» **Texto apresentado**:
· · ·

Pelas terras de Santa Catarina (dia 1)

Os sonhos são todos possíveis...

Se você ainda não conseguiu,

é porque não sonhou forte...



Pelas terras de Santa Catarina (dia 1)
(Paulo R. Boblitz - 4/set/2012)

A música tocava em minha mente, inexplicável percussão em tons graves, enquanto montava minha boa amiga... O céu estava bastante nublado; a marca indicava 17 graus...

Meu pensamento viajou até setembro de 2011, um ano atrás, tempo em que terminei minha Estrada Real. O Tempo, essa dimensão que hora passa rápido, hora passa arrastando-se...

Já no avião de volta, as saudades espalhavam-se... A coceira, essa que não passa nunca, já se anunciava produzindo idéias, que floresceram, criaram frutos, e agora estava prestes a saboreá-los...

Um jato decola sob fortes ondas sonoras, quem sabe carregado de outros sonhos..?

Bicicleta sem nenhuma avaria, roda dianteira já montada, pneus com boa pressão, suspensão aguardando pelas libras necessárias; faltava pouco para eu sair pedalando... Olhares curiosos espreitavam; um olhar de quem entende se aproximou e se interessou. Enquanto vou me arrumando, vamos conversando, embora a conversa apenas atrapalhe, porque me tira a concentração, me faz repetir tarefas... - a ansiedade falava mais alto...

O novo amigo quer ajudar, quer perguntar, quer participar, mas quanto mais ele se esforça, mais me põe longe do objetivo, e isso não é culpa de ninguém; apenas empolgação...

O lixo gerado se avoluma, plástico bolha, papelões, fita adesiva...; vou colocando tudo junto, para numa lixeira depositar...

Instalo os alforjes, a bolsa de guidão, dobro o mala-bike e o prendo com elástico sobre os alforjes; preciso comprar água... Quase esqueço de colocar o óleo na corrente; é como ir para a guerra sem munição...

Outro leão ruge, desta vez a pousar; os tambores da selva batucam, monto e vou embora...

· · ·

» **Dados da tarefa**:
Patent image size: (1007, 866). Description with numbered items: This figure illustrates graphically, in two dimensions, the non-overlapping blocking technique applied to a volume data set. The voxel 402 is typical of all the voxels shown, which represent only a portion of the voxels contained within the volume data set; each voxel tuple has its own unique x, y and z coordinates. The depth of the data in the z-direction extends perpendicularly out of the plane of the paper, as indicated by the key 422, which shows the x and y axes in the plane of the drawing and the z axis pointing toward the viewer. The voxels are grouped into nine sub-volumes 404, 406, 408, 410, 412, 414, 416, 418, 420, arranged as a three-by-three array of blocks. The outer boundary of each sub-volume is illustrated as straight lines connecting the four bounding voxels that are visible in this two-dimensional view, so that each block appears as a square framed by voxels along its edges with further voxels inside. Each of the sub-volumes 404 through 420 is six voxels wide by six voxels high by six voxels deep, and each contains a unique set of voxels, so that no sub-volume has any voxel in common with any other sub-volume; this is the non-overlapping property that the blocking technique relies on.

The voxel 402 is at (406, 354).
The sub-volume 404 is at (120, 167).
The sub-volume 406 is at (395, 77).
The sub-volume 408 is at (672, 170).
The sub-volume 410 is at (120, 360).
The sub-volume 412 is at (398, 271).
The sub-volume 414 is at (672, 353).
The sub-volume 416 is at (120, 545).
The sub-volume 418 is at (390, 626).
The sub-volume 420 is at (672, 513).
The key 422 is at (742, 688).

· · ·

» **Solicitações**:
• A. Substitua "avião" por "ônibus" e reproduza, no relato de viagem, tudo o que vai de "A música tocava" até "prestes a saboreá-los...".
• B. Copie, sem alteração alguma, todas as linhas de dados que acompanham o relato de viagem.
O relato de viagem e as linhas de dados provêm de fontes distintas.

» **Soluções**:
• A.
A música tocava em minha mente, inexplicável percussão em tons graves, enquanto montava minha boa amiga... O céu estava bastante nublado; a marca indicava 17 graus...

Meu pensamento viajou até setembro de 2011, um ano atrás, tempo em que terminei minha Estrada Real. O Tempo, essa dimensão que hora passa rápido, hora passa arrastando-se...

Já no ônibus de volta, as saudades espalhavam-se... A coceira, essa que não passa nunca, já se anunciava produzindo idéias, que floresceram, criaram frutos, e agora estava prestes a saboreá-los...

• B.
Patent image size: (1007, 866). Description with numbered items: This figure illustrates graphically, in two dimensions, the non-overlapping blocking technique applied to a volume data set. The voxel 402 is typical of all the voxels shown, which represent only a portion of the voxels contained within the volume data set; each voxel tuple has its own unique x, y and z coordinates. The depth of the data in the z-direction extends perpendicularly out of the plane of the paper, as indicated by the key 422, which shows the x and y axes in the plane of the drawing and the z axis pointing toward the viewer. The voxels are grouped into nine sub-volumes 404, 406, 408, 410, 412, 414, 416, 418, 420, arranged as a three-by-three array of blocks. The outer boundary of each sub-volume is illustrated as straight lines connecting the four bounding voxels that are visible in this two-dimensional view, so that each block appears as a square framed by voxels along its edges with further voxels inside. Each of the sub-volumes 404 through 420 is six voxels wide by six voxels high by six voxels deep, and each contains a unique set of voxels, so that no sub-volume has any voxel in common with any other sub-volume; this is the non-overlapping property that the blocking technique relies on.

The voxel 402 is at (406, 354).
The sub-volume 404 is at (120, 167).
The sub-volume 406 is at (395, 77).
The sub-volume 408 is at (672, 170).
The sub-volume 410 is at (120, 360).
The sub-volume 412 is at (398, 271).
The sub-volume 414 is at (672, 353).
The sub-volume 416 is at (120, 545).
The sub-volume 418 is at (390, 626).
The sub-volume 420 is at (672, 513).
The key 422 is at (742, 688).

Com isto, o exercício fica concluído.